• _Work to complete_
Return the stretch of the cricket match report from "The South Australia" through "at the end.", copied word for word.

• _Text segment_
+++++

Faulkner needed two from the last ball and South Australia knew that as the team that finished on top of the table, a tie was enough for them to take the title. Faulkner couldn't lay bat on ball and although he and his partner Ricky Ponting ran through for a bye, there was no way Tasmania could conjure the extra run to overhaul South Australia's 285.

The South Australia celebrations were fitting for a side that has won so little silverware in the past couple of decades. The coach Darren Berry raced on to the field and embraced Putland, a bowler he mentioned before the match as a key to the side's chances, and the captain Michael Klinger was also in among the hugs after he helped set up the win with 81 and then some calm leadership at the end.

Tasmania were without question the favourites during the last few overs of the game as Bailey, the Tasmania captain, and Ponting, the champion dropped from Australia's ODI side, compiled a 174-run partnership that looked certain to take the Tigers to victory. But the loss of Bailey for 101 from the second ball of the last over, lbw to a low full toss when he tried to paddle sweep Putland, was the key moment.

He had brought up his century in the second-last over with a similar lap sweep off the spin of Aaron O'Brien from his 103rd delivery. Bailey had constructed his innings well, starting off slowly and gradually lifting his tempo, and Ponting had played a similar way after they came together with the score at 3 for 108 in the 23rd over.

Ponting was scratchy early in his innings, miscuing several balls and having the good fortune to see some lob just wide of fielders. He was put down on 36 by the eventual hero for the Redbacks, Putland, who ran around at long-on and failed to clasp a chance from a slog-sweep off the bowling of Nathan Lyon.

+++++

• _Information provided_

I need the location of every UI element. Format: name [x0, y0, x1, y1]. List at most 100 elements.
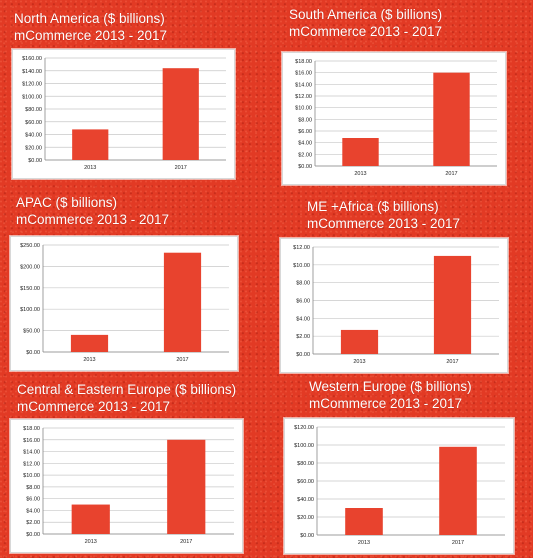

+++++

• _Task result_
The South Australia celebrations were fitting for a side that has won so little silverware in the past couple of decades. The coach Darren Berry raced on to the field and embraced Putland, a bowler he mentioned before the match as a key to the side's chances, and the captain Michael Klinger was also in among the hugs after he helped set up the win with 81 and then some calm leadership at the end.